#### Aim
Using the listing beneath this task, count the lines with the word "text" and write only the result.

#### Data provided
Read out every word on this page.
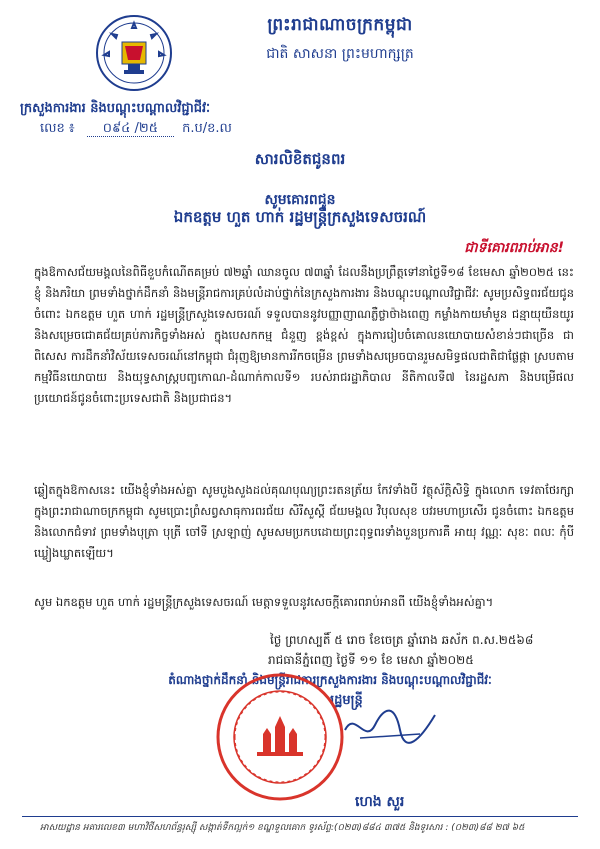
ព្រះរាជាណាចក្រកម្ពុជា
ជាតិ សាសនា ព្រះមហាក្សត្រ
ក្រសួងការងារ និងបណ្តុះបណ្តាលវិជ្ជាជីវៈ
លេខ ៖ ០៩៤ /២៥ ក.ប/ខ.ល
សារលិខិតជូនពរ
សូមគោរពជូន
ឯកឧត្តម ហួត ហាក់ រដ្ឋមន្ត្រីក្រសួងទេសចរណ៍
ជាទីគោរពរាប់អាន!
ក្នុងឱកាសជ័យមង្គលនៃពិធីខួបកំណើតគម្រប់ ៧២ឆ្នាំ ឈានចូល ៧៣ឆ្នាំ ដែលនឹងប្រព្រឹត្តទៅនាថ្ងៃទី១៨ ខែមេសា ឆ្នាំ២០២៥ នេះ ខ្ញុំ និងភរិយា ព្រមទាំងថ្នាក់ដឹកនាំ និងមន្ត្រីរាជការគ្រប់លំដាប់ថ្នាក់នៃក្រសួងការងារ និងបណ្តុះបណ្តាលវិជ្ជាជីវៈ សូមប្រសិទ្ធពរជ័យជូនចំពោះ ឯកឧត្តម ហួត ហាក់ រដ្ឋមន្ត្រីក្រសួងទេសចរណ៍ ទទួលបាននូវបញ្ញាញាណភ្លឺថ្លាថ៉ាងពេញ កម្លាំងកាយមាំមួន ជន្មាយុយឺនយូរ និងសម្រេចជោគជ័យគ្រប់ភារកិច្ចទាំងអស់ ក្នុងបេសកកម្ម ជំនួញ ខ្ពង់ខ្ពស់ ក្នុងការរៀបចំគោលនយោបាយសំខាន់ៗជាច្រើន ជាពិសេស ការដឹកនាំវិស័យទេសចរណ៍នៅកម្ពុជា ជំរុញឱ្យមានការរីកចម្រើន ព្រមទាំងសម្រេចបានរួមសមិទ្ធផលជាតិជាផ្លែផ្កា ស្របតាមកម្មវិធីនយោបាយ និងយុទ្ធសាស្ត្របញ្ចកោណ-ដំណាក់កាលទី១ របស់រាជរដ្ឋាភិបាល នីតិកាលទី៧ នៃរដ្ឋសភា និងបម្រើផលប្រយោជន៍ជូនចំពោះប្រទេសជាតិ និងប្រជាជន។
ឆ្លៀតក្នុងឱកាសនេះ យើងខ្ញុំទាំងអស់គ្នា សូមបួងសួងដល់គុណបុណ្យព្រះរតនត្រ័យ កែវទាំងបី វត្ថុស័ក្តិសិទ្ធិ ក្នុងលោក ទេវតាថែរក្សាក្នុងព្រះរាជាណាចក្រកម្ពុជា សូមប្រោះព្រំសព្វសាធុការពរជ័យ សិរីសួស្តី ជ័យមង្គល វិបុលសុខ បវរមហាប្រសើរ ជូនចំពោះ ឯកឧត្តម និងលោកជំទាវ ព្រមទាំងបុត្រា បុត្រី ចៅទី ស្រឡាញ់ សូមសមប្រកបដោយព្រះពុទ្ធពរទាំងបួនប្រការគឺ អាយុ វណ្ណៈ សុខៈ ពលៈ កុំបីឃ្លៀងឃ្លាតឡើយ។
សូម ឯកឧត្តម ហួត ហាក់ រដ្ឋមន្ត្រីក្រសួងទេសចរណ៍ មេត្តាទទួលនូវសេចក្តីគោរពរាប់អានពី យើងខ្ញុំទាំងអស់គ្នា។
ថ្ងៃ ព្រហស្បតិ៍ ៥ រោច ខែចេត្រ ឆ្នាំរោង ឆស័ក ព.ស.២៥៦៨
រាជធានីភ្នំពេញ ថ្ងៃទី ១១ ខែ មេសា ឆ្នាំ២០២៥
តំណាងថ្នាក់ដឹកនាំ និងមន្ត្រីរាជការក្រសួងការងារ និងបណ្តុះបណ្តាលវិជ្ជាជីវៈ
រដ្ឋមន្ត្រី
ហេង សួរ
អាសយដ្ឋាន អគារលេខ៣ មហាវិថីសហព័ន្ធរុស្ស៊ី សង្កាត់ទឹកល្អក់១ ខណ្ឌទួលគោក ទូរស័ព្ទ:(០២៣)៨៨៤ ៣៧៥ និងទូរសារ : (០២៣)៨៨ ២៧ ៦៥
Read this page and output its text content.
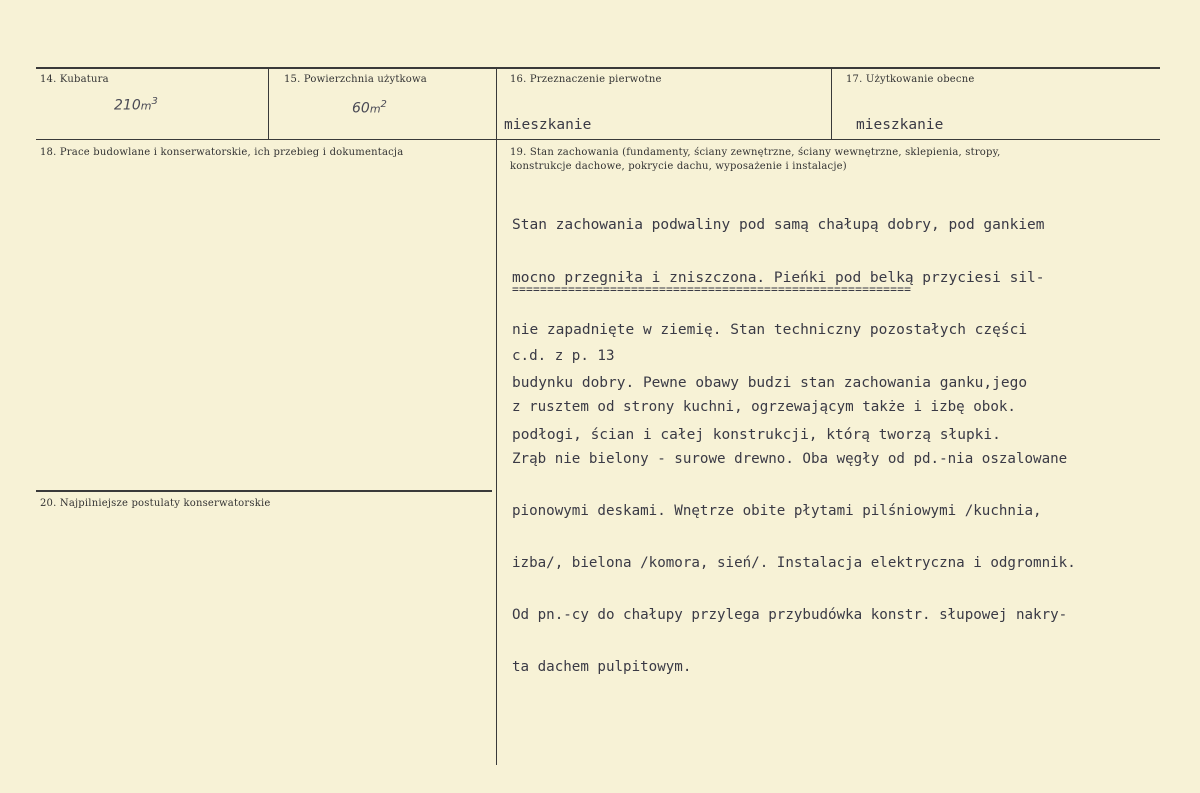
14. Kubatura
$210m^3$
15. Powierzchnia użytkowa
$60m^2$
16. Przeznaczenie pierwotne
mieszkanie
17. Użytkowanie obecne
mieszkanie
18. Prace budowlane i konserwatorskie, ich przebieg i dokumentacja	19. Stan zachowania (fundamenty, ściany zewnętrzne, ściany wewnętrzne, sklepienia, stropy,
konstrukcje dachowe, pokrycie dachu, wyposażenie i instalacje)

Stan zachowania podwaliny pod samą chałupą dobry, pod gankiem

mocno przegniła i zniszczona. Pieńki pod belką przyciesi sil-

nie zapadnięte w ziemię. Stan techniczny pozostałych części

budynku dobry. Pewne obawy budzi stan zachowania ganku,jego

podłogi, ścian i całej konstrukcji, którą tworzą słupki.

=========================================================

c.d. z p. 13

z rusztem od strony kuchni, ogrzewającym także i izbę obok.

Zrąb nie bielony - surowe drewno. Oba węgły od pd.-nia oszalowane

pionowymi deskami. Wnętrze obite płytami pilśniowymi /kuchnia,

izba/, bielona /komora, sień/. Instalacja elektryczna i odgromnik.

Od pn.-cy do chałupy przylega przybudówka konstr. słupowej nakry-

ta dachem pulpitowym.

20. Najpilniejsze postulaty konserwatorskie
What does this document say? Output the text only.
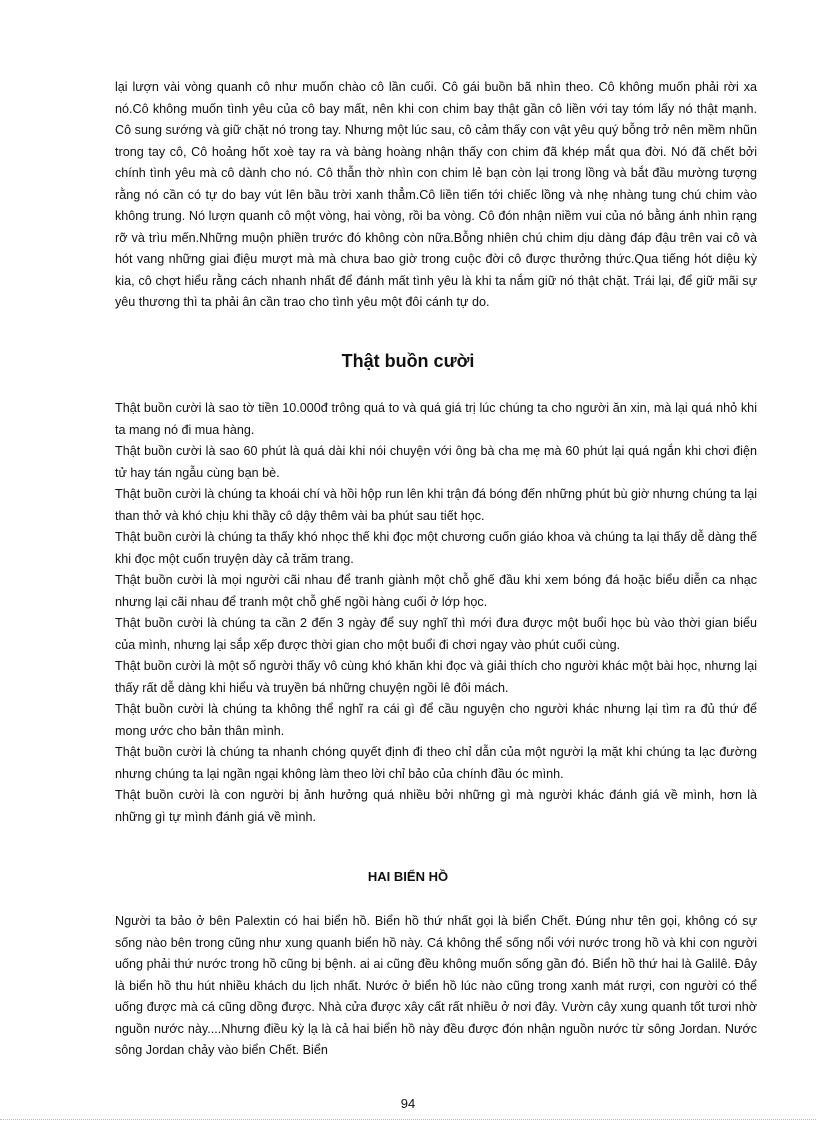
lại lượn vài vòng quanh cô như muốn chào cô lần cuối. Cô gái buồn bã nhìn theo. Cô không muốn phải rời xa nó.Cô không muốn tình yêu của cô bay mất, nên khi con chim bay thật gần cô liền với tay tóm lấy nó thật mạnh. Cô sung sướng và giữ chặt nó trong tay. Nhưng một lúc sau, cô cảm thấy con vật yêu quý bỗng trở nên mềm nhũn trong tay cô, Cô hoảng hốt xoè tay ra và bàng hoàng nhận thấy con chim đã khép mắt qua đời. Nó đã chết bởi chính tình yêu mà cô dành cho nó. Cô thẫn thờ nhìn con chim lẻ bạn còn lại trong lồng và bắt đầu mường tượng rằng nó cần có tự do bay vút lên bầu trời xanh thẳm.Cô liền tiến tới chiếc lồng và nhẹ nhàng tung chú chim vào không trung. Nó lượn quanh cô một vòng, hai vòng, rồi ba vòng. Cô đón nhận niềm vui của nó bằng ánh nhìn rạng rỡ và trìu mến.Những muộn phiền trước đó không còn nữa.Bỗng nhiên chú chim dịu dàng đáp đậu trên vai cô và hót vang những giai điệu mượt mà mà chưa bao giờ trong cuộc đời cô được thưởng thức.Qua tiếng hót diệu kỳ kia, cô chợt hiểu rằng cách nhanh nhất để đánh mất tình yêu là khi ta nắm giữ nó thật chặt. Trái lại, để giữ mãi sự yêu thương thì ta phải ân cần trao cho tình yêu một đôi cánh tự do.

Thật buồn cười

Thật buồn cười là sao tờ tiền 10.000đ trông quá to và quá giá trị lúc chúng ta cho người ăn xin, mà lại quá nhỏ khi ta mang nó đi mua hàng.

Thật buồn cười là sao 60 phút là quá dài khi nói chuyện với ông bà cha mẹ mà 60 phút lại quá ngắn khi chơi điện tử hay tán ngẫu cùng bạn bè.

Thật buồn cười là chúng ta khoái chí và hồi hộp run lên khi trận đá bóng đến những phút bù giờ nhưng chúng ta lại than thở và khó chịu khi thầy cô dậy thêm vài ba phút sau tiết học.

Thật buồn cười là chúng ta thấy khó nhọc thế khi đọc một chương cuốn giáo khoa và chúng ta lại thấy dễ dàng thế khi đọc một cuốn truyện dày cả trăm trang.

Thật buồn cười là mọi người cãi nhau để tranh giành một chỗ ghế đầu khi xem bóng đá hoặc biểu diễn ca nhạc nhưng lại cãi nhau để tranh một chỗ ghế ngồi hàng cuối ở lớp học.

Thật buồn cười là chúng ta cần 2 đến 3 ngày để suy nghĩ thì mới đưa được một buổi học bù vào thời gian biểu của mình, nhưng lại sắp xếp được thời gian cho một buổi đi chơi ngay vào phút cuối cùng.

Thật buồn cười là một số người thấy vô cùng khó khăn khi đọc và giải thích cho người khác một bài học, nhưng lại thấy rất dễ dàng khi hiểu và truyền bá những chuyện ngồi lê đôi mách.

Thật buồn cười là chúng ta không thể nghĩ ra cái gì để cầu nguyện cho người khác nhưng lại tìm ra đủ thứ để mong ước cho bản thân mình.

Thật buồn cười là chúng ta nhanh chóng quyết định đi theo chỉ dẫn của một người lạ mặt khi chúng ta lạc đường nhưng chúng ta lại ngần ngại không làm theo lời chỉ bảo của chính đầu óc mình.

Thật buồn cười là con người bị ảnh hưởng quá nhiều bởi những gì mà người khác đánh giá về mình, hơn là những gì tự mình đánh giá về mình.

HAI BIỂN HỒ

Người ta bảo ở bên Palextin có hai biển hồ. Biển hồ thứ nhất gọi là biển Chết. Đúng như tên gọi, không có sự sống nào bên trong cũng như xung quanh biển hồ này. Cá không thể sống nổi với nước trong hồ và khi con người uống phải thứ nước trong hồ cũng bị bệnh. ai ai cũng đều không muốn sống gần đó. Biển hồ thứ hai là Galilê. Đây là biển hồ thu hút nhiều khách du lịch nhất. Nước ở biển hồ lúc nào cũng trong xanh mát rượi, con người có thể uống được mà cá cũng dồng được. Nhà cửa được xây cất rất nhiều ở nơi đây. Vườn cây xung quanh tốt tươi nhờ nguồn nước này....Nhưng điều kỳ lạ là cả hai biển hồ này đều được đón nhận nguồn nước từ sông Jordan. Nước sông Jordan chảy vào biển Chết. Biển

94
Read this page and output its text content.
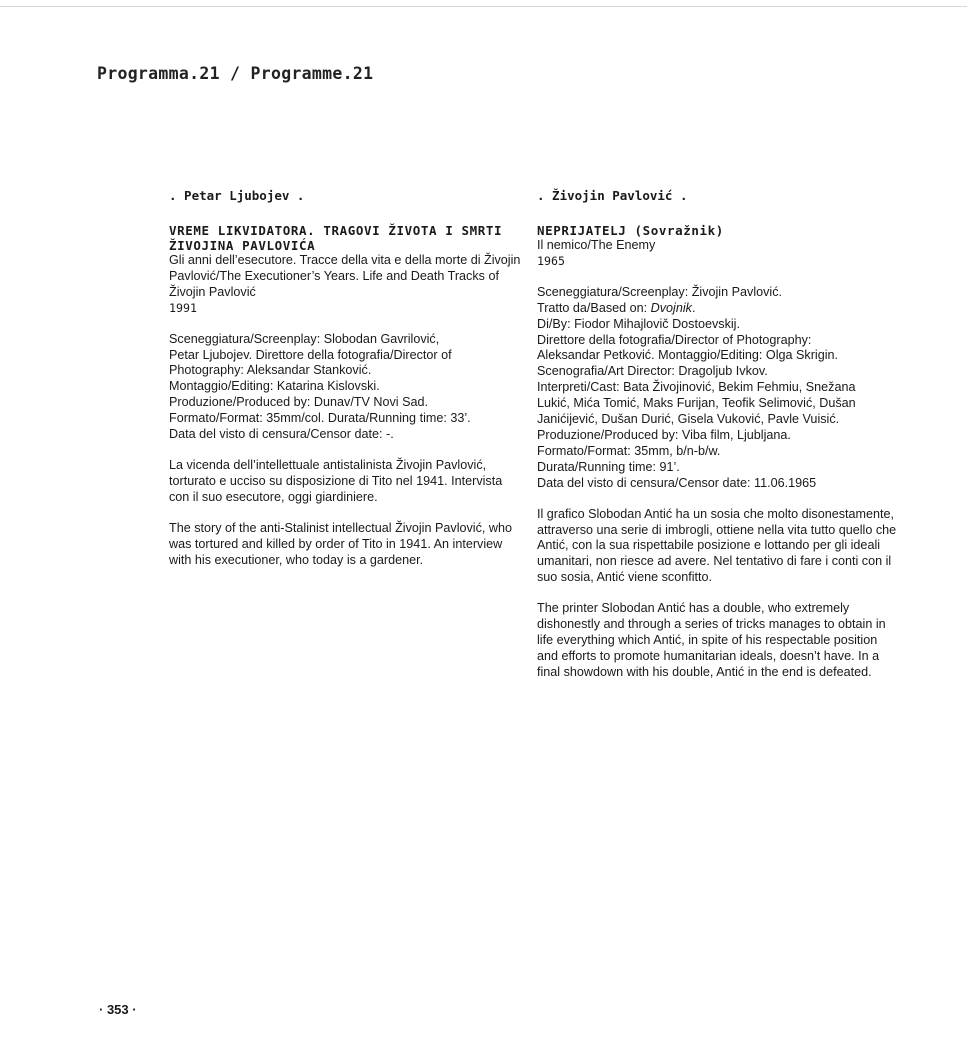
Programma.21 / Programme.21
. Petar Ljubojev .

VREME LIKVIDATORA. TRAGOVI ŽIVOTA I SMRTI ŽIVOJINA PAVLOVIĆA

Gli anni dell’esecutore. Tracce della vita e della morte di Živojin Pavlović/The Executioner’s Years. Life and Death Tracks of Živojin Pavlović

1991

Sceneggiatura/Screenplay: Slobodan Gavrilović,

Petar Ljubojev. Direttore della fotografia/Director of

Photography: Aleksandar Stanković.

Montaggio/Editing: Katarina Kislovski.

Produzione/Produced by: Dunav/TV Novi Sad.

Formato/Format: 35mm/col. Durata/Running time: 33’.

Data del visto di censura/Censor date: -.

La vicenda dell’intellettuale antistalinista Živojin Pavlović, torturato e ucciso su disposizione di Tito nel 1941. Intervista con il suo esecutore, oggi giardiniere.

The story of the anti-Stalinist intellectual Živojin Pavlović, who was tortured and killed by order of Tito in 1941. An interview with his executioner, who today is a gardener.

. Živojin Pavlović .

NEPRIJATELJ (Sovražnik)

Il nemico/The Enemy

1965

Sceneggiatura/Screenplay: Živojin Pavlović.

Tratto da/Based on: Dvojnik.

Di/By: Fiodor Mihajlovič Dostoevskij.

Direttore della fotografia/Director of Photography:

Aleksandar Petković. Montaggio/Editing: Olga Skrigin.

Scenografia/Art Director: Dragoljub Ivkov.

Interpreti/Cast: Bata Živojinović, Bekim Fehmiu, Snežana

Lukić, Mića Tomić, Maks Furijan, Teofik Selimović, Dušan

Janićijević, Dušan Durić, Gisela Vuković, Pavle Vuisić.

Produzione/Produced by: Viba film, Ljubljana.

Formato/Format: 35mm, b/n-b/w.

Durata/Running time: 91’.

Data del visto di censura/Censor date: 11.06.1965

Il grafico Slobodan Antić ha un sosia che molto disonestamente, attraverso una serie di imbrogli, ottiene nella vita tutto quello che Antić, con la sua rispettabile posizione e lottando per gli ideali umanitari, non riesce ad avere. Nel tentativo di fare i conti con il suo sosia, Antić viene sconfitto.

The printer Slobodan Antić has a double, who extremely dishonestly and through a series of tricks manages to obtain in life everything which Antić, in spite of his respectable position and efforts to promote humanitarian ideals, doesn’t have. In a final showdown with his double, Antić in the end is defeated.

· 353 ·
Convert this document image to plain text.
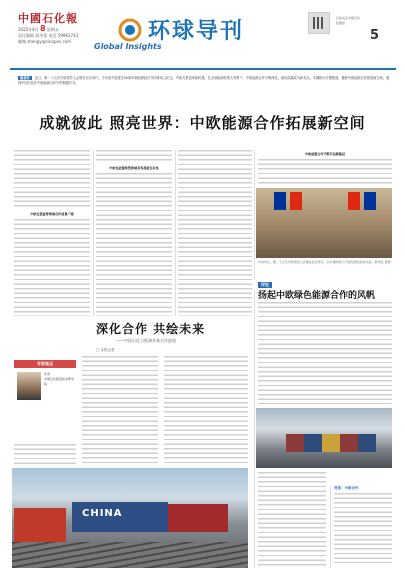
中國石化報
2025年8月 8 星期五
责任编辑 蒋芙蓉 电话 59963743
邮箱 zhengy@sinopec.com	环球导刊
Global Insights
扫码关注中国石化报微信
5
编者按 近日，第二十五次中欧领导人会晤在北京举行。今年是中欧建交50周年和欧洲经济共同体成立纪念，中欧关系迎来新机遇。在全球能源转型大背景下，中欧能源合作不断深化，绿色低碳成为新亮点。本期推出专题报道，聚焦中欧能源合作拓展新空间，展现中国石化在中欧能源合作中的积极作为。
成就彼此 照亮世界：中欧能源合作拓展新空间
中欧在氢能等领域合作前景广阔
中欧在能源转型领域具有高度互补性
中欧能源合作不断开拓新路径
7月24日，第二十五次中欧领导人会晤在北京举行。双方重申致力于深化绿色伙伴关系。新华社 供图
评论
扬起中欧绿色能源合作的风帆
深化合作 共绘未来
——中国石化与欧洲业务合作进展
□ 本报记者
专家视点
作者
中国石化经济技术研究院
CHINA
背景：中欧合作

#### Task solution
4